START STORED DATA

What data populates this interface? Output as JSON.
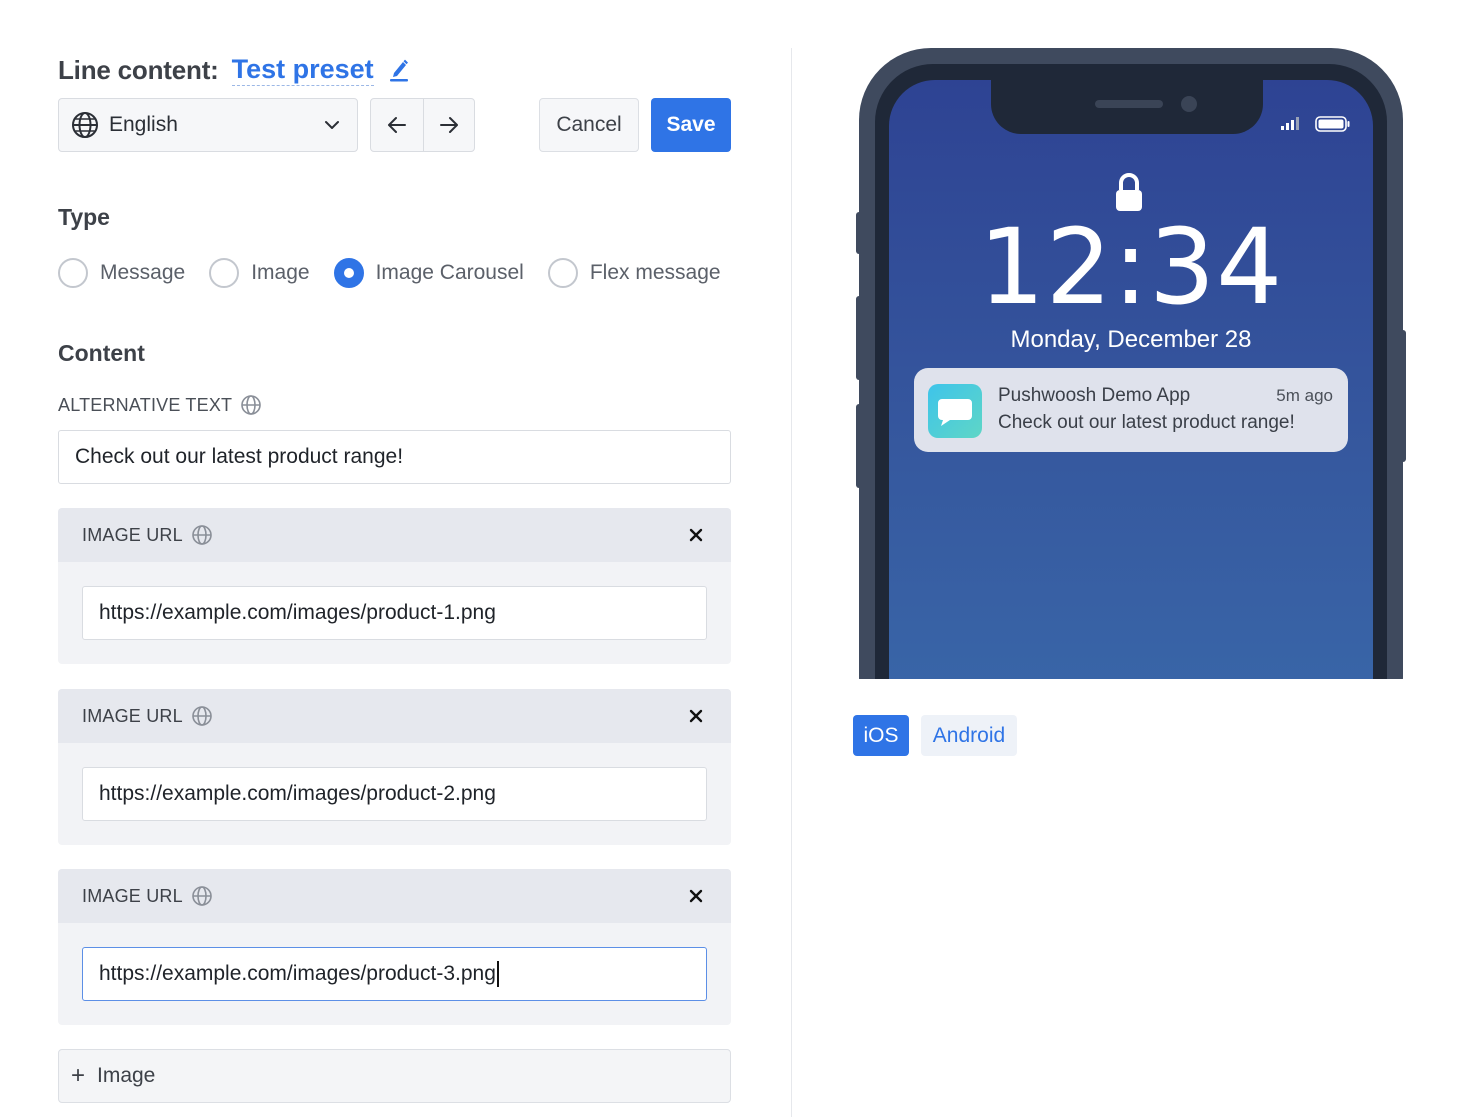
{
  "header": {
    "label": "Line content:",
    "preset_name": "Test preset",
    "edit_icon": "pencil-icon"
  },
  "controls": {
    "language": "English",
    "language_icon": "globe-icon",
    "prev_icon": "arrow-left-icon",
    "next_icon": "arrow-right-icon",
    "cancel_label": "Cancel",
    "save_label": "Save"
  },
  "type_section": {
    "title": "Type",
    "options": [
      {
        "label": "Message",
        "checked": false
      },
      {
        "label": "Image",
        "checked": false
      },
      {
        "label": "Image Carousel",
        "checked": true
      },
      {
        "label": "Flex message",
        "checked": false
      }
    ]
  },
  "content_section": {
    "title": "Content",
    "alt_text_label": "ALTERNATIVE TEXT",
    "alt_text_value": "Check out our latest product range!",
    "image_cards": [
      {
        "label": "IMAGE URL",
        "url": "https://example.com/images/product-1.png",
        "focused": false
      },
      {
        "label": "IMAGE URL",
        "url": "https://example.com/images/product-2.png",
        "focused": false
      },
      {
        "label": "IMAGE URL",
        "url": "https://example.com/images/product-3.png",
        "focused": true
      }
    ],
    "add_image_label": "Image"
  },
  "preview": {
    "time": "12:34",
    "date": "Monday, December 28",
    "notification": {
      "app_name": "Pushwoosh Demo App",
      "time_ago": "5m ago",
      "message": "Check out our latest product range!"
    },
    "tabs": [
      "iOS",
      "Android"
    ],
    "active_tab": "iOS"
  },
  "colors": {
    "accent": "#2f74e6",
    "screen_top": "#2e4393",
    "screen_bottom": "#3a6aab"
  }
}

END STORED DATA

• **WORK TO DO**
Repeat the records above verbatim, with no pictures in the result.

• **IN RESPONSE**
What data populates this interface? Output as JSON.
{
  "header": {
    "label": "Line content:",
    "preset_name": "Test preset",
    "edit_icon": "pencil-icon"
  },
  "controls": {
    "language": "English",
    "language_icon": "globe-icon",
    "prev_icon": "arrow-left-icon",
    "next_icon": "arrow-right-icon",
    "cancel_label": "Cancel",
    "save_label": "Save"
  },
  "type_section": {
    "title": "Type",
    "options": [
      {
        "label": "Message",
        "checked": false
      },
      {
        "label": "Image",
        "checked": false
      },
      {
        "label": "Image Carousel",
        "checked": true
      },
      {
        "label": "Flex message",
        "checked": false
      }
    ]
  },
  "content_section": {
    "title": "Content",
    "alt_text_label": "ALTERNATIVE TEXT",
    "alt_text_value": "Check out our latest product range!",
    "image_cards": [
      {
        "label": "IMAGE URL",
        "url": "https://example.com/images/product-1.png",
        "focused": false
      },
      {
        "label": "IMAGE URL",
        "url": "https://example.com/images/product-2.png",
        "focused": false
      },
      {
        "label": "IMAGE URL",
        "url": "https://example.com/images/product-3.png",
        "focused": true
      }
    ],
    "add_image_label": "Image"
  },
  "preview": {
    "time": "12:34",
    "date": "Monday, December 28",
    "notification": {
      "app_name": "Pushwoosh Demo App",
      "time_ago": "5m ago",
      "message": "Check out our latest product range!"
    },
    "tabs": [
      "iOS",
      "Android"
    ],
    "active_tab": "iOS"
  },
  "colors": {
    "accent": "#2f74e6",
    "screen_top": "#2e4393",
    "screen_bottom": "#3a6aab"
  }
}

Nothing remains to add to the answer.